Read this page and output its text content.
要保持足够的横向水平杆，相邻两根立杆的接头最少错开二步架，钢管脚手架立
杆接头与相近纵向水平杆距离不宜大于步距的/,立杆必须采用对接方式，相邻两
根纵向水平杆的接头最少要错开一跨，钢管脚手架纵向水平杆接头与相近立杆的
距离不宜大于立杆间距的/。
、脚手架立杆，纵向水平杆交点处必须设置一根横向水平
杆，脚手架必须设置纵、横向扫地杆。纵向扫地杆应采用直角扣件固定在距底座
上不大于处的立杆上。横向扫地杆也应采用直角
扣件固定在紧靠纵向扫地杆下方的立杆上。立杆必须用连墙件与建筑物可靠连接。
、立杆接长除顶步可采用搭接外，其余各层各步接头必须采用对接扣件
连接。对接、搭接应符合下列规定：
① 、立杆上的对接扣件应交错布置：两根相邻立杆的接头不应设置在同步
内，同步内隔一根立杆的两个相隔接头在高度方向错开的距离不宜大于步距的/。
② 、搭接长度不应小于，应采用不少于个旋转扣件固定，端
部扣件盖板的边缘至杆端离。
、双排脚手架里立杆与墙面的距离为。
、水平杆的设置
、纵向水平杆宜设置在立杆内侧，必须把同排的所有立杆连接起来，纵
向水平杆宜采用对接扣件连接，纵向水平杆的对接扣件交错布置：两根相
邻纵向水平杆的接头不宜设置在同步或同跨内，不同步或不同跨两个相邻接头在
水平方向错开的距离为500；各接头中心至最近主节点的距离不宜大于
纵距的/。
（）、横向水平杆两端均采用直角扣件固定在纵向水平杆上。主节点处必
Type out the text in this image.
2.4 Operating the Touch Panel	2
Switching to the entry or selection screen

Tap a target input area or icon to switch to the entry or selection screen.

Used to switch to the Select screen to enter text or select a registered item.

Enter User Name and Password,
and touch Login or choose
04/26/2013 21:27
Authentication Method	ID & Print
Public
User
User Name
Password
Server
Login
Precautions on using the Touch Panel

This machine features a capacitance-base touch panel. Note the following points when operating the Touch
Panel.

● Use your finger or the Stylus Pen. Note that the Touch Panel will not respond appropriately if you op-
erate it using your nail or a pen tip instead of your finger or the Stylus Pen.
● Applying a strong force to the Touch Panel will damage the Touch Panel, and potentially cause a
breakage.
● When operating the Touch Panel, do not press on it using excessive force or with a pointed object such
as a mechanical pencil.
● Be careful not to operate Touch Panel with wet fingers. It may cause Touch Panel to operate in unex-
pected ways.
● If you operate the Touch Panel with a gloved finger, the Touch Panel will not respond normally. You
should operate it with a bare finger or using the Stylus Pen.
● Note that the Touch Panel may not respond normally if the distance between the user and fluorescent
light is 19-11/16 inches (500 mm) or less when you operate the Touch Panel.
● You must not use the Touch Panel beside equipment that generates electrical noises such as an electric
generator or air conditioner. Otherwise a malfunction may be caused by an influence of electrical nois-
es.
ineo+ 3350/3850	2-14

────────────────────

■ **Problem description**
Only lines with the word "will" should be collected from the material.

■ **Exercise output**
● Use your finger or the Stylus Pen. Note that the Touch Panel will not respond appropriately if you op-
● Applying a strong force to the Touch Panel will damage the Touch Panel, and potentially cause a
● If you operate the Touch Panel with a gloved finger, the Touch Panel will not respond normally. You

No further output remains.